Records from a dataset:
>> start

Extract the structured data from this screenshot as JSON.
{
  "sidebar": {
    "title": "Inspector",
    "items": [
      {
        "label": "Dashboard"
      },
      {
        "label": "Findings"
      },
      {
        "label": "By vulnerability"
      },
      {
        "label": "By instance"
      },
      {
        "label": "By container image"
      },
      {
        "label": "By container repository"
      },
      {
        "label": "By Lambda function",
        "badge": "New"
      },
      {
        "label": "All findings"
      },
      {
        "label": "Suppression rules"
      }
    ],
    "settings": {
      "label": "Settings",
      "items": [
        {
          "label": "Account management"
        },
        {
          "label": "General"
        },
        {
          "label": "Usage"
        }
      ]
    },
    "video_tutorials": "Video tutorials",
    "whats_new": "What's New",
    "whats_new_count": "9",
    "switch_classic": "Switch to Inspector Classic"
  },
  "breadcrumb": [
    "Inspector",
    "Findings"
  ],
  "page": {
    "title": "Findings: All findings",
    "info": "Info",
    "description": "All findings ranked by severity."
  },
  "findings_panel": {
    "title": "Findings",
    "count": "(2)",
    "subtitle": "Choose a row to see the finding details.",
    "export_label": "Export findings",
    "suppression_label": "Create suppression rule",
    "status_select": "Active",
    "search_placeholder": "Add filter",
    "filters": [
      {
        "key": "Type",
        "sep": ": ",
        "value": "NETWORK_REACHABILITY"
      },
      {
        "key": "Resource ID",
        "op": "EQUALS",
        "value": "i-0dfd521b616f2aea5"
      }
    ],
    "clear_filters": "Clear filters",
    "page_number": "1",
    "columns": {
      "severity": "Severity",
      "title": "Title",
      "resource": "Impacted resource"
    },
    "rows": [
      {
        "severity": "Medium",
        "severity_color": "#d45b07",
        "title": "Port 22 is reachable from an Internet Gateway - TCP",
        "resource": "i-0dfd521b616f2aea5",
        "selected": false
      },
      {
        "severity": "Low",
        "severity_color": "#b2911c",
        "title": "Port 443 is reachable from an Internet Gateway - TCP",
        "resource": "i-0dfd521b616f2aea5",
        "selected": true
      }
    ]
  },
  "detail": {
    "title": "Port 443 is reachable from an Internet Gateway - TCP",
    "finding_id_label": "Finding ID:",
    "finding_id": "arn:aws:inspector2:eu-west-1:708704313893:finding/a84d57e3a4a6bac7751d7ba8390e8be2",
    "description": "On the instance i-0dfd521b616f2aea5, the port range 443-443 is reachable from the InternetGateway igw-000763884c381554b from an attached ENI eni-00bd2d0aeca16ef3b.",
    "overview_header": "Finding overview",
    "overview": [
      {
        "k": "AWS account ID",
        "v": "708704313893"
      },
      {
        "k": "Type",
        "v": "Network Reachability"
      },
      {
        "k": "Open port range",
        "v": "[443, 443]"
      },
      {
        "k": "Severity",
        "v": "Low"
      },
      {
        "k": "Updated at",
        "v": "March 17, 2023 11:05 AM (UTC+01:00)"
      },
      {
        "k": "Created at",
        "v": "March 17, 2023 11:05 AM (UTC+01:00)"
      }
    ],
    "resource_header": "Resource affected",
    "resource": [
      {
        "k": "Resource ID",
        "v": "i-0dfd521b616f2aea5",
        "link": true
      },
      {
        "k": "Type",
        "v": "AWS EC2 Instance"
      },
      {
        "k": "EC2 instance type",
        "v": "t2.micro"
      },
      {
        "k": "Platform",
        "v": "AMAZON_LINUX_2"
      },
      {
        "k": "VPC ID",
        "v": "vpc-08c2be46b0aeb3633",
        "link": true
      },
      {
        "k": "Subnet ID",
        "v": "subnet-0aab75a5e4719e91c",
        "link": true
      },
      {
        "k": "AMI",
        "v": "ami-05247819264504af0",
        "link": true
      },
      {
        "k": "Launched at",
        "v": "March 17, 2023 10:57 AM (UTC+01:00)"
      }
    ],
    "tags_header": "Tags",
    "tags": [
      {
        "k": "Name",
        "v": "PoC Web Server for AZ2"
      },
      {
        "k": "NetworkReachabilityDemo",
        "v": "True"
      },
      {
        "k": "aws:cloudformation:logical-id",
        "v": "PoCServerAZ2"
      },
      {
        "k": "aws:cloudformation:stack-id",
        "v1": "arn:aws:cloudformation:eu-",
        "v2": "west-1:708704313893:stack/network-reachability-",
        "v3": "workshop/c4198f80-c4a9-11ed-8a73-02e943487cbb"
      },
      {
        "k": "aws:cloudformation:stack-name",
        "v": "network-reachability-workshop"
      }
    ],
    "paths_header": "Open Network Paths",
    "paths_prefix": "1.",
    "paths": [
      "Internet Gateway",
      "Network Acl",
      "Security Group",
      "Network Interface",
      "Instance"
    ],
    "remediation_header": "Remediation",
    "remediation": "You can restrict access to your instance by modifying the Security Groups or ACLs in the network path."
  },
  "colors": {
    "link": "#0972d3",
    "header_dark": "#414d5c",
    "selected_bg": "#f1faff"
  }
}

>> end

§ Work to be completed
Extract every line above that contains the word "cloudformation".

§ Task answer
        "k": "aws:cloudformation:logical-id",
        "k": "aws:cloudformation:stack-id",
        "v1": "arn:aws:cloudformation:eu-",
        "k": "aws:cloudformation:stack-name",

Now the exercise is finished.